-- GOAL --
Check each line of the records below and collect those that include the word "with".

################

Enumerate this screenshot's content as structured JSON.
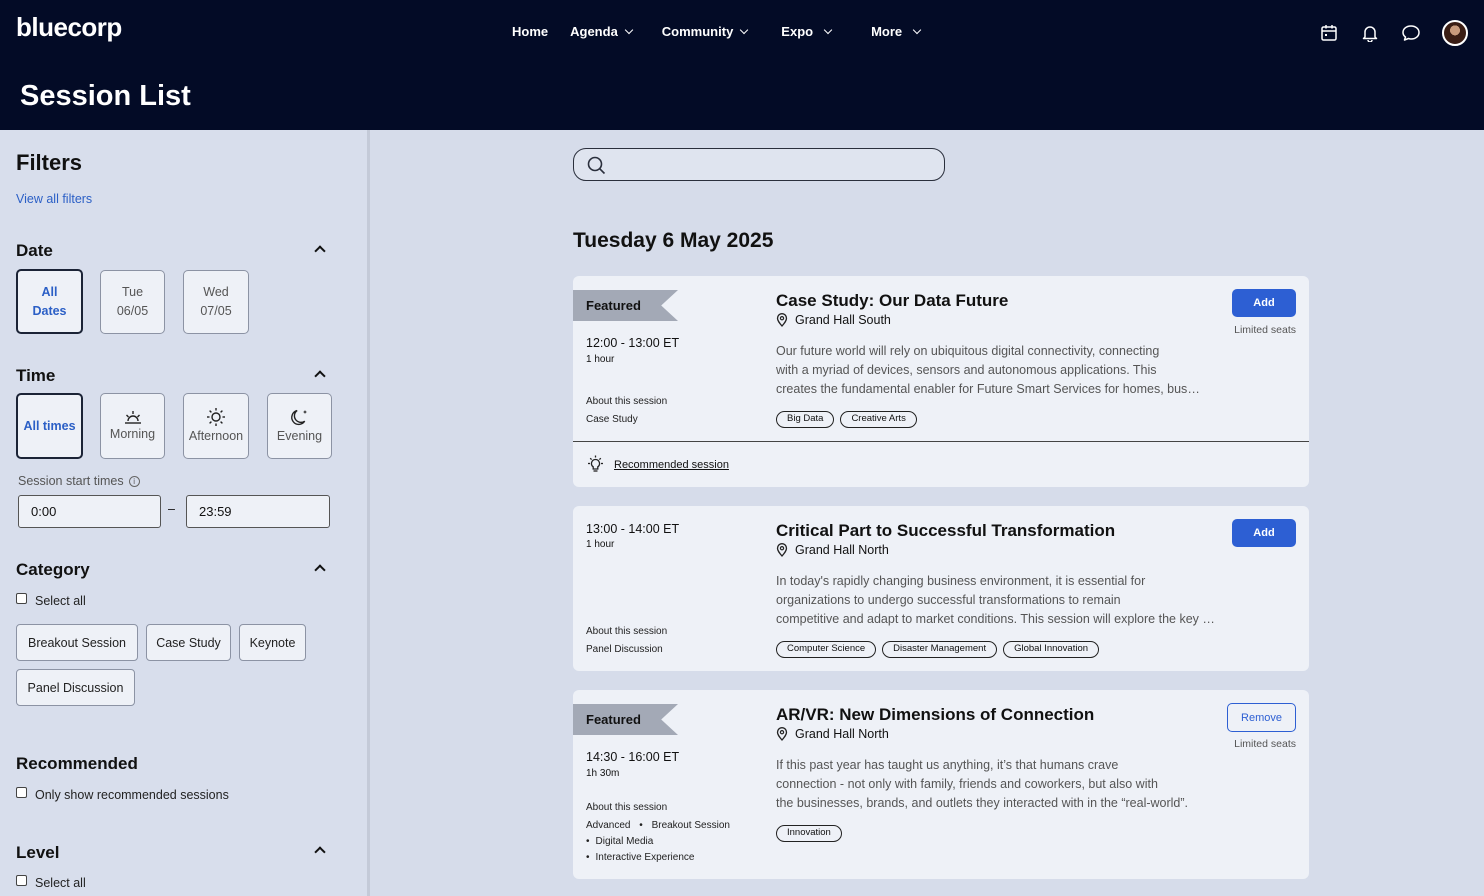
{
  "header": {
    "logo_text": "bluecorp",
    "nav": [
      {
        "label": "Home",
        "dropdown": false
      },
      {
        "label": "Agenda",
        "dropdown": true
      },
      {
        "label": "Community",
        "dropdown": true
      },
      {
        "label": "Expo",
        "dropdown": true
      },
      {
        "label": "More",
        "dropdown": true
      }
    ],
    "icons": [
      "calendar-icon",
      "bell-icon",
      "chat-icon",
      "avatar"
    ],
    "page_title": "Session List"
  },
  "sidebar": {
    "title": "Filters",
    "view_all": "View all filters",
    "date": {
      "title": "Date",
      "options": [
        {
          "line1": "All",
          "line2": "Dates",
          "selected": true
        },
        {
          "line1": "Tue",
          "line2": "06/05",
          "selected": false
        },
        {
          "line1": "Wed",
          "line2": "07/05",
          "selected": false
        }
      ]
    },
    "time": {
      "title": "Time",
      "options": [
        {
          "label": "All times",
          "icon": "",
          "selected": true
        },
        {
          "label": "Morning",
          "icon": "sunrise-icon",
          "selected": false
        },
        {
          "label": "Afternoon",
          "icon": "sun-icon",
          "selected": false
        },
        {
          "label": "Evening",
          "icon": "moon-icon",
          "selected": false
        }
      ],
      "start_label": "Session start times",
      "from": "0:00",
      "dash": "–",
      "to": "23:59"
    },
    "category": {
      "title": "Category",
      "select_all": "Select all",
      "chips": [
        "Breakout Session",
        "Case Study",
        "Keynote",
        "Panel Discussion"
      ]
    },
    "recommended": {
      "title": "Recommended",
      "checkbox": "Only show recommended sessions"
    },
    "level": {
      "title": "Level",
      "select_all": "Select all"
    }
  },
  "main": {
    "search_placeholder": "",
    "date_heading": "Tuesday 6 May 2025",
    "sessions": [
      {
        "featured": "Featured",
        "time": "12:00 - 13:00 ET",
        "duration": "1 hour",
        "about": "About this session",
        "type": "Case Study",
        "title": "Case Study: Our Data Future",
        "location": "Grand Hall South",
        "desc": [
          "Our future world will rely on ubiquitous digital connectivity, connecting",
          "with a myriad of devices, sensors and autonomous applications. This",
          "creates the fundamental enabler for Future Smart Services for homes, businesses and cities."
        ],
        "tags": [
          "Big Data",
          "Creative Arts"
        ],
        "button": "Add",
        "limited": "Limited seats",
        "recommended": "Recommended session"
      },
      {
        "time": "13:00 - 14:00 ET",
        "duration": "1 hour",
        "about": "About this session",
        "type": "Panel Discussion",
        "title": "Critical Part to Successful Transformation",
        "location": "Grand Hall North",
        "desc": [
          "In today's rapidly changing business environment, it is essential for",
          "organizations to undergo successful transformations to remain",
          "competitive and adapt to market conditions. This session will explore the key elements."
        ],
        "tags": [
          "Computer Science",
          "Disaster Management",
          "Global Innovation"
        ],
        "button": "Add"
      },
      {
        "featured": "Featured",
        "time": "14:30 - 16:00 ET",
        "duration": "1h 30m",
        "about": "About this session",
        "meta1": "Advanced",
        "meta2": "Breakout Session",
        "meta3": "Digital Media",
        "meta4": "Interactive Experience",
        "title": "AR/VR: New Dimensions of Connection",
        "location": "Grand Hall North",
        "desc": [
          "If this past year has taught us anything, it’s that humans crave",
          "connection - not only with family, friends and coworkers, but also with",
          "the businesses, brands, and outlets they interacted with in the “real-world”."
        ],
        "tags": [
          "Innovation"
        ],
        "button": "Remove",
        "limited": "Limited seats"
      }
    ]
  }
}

################

-- COMPLETE RESPONSE --
          "with a myriad of devices, sensors and autonomous applications. This",
          "connection - not only with family, friends and coworkers, but also with",
          "the businesses, brands, and outlets they interacted with in the “real-world”."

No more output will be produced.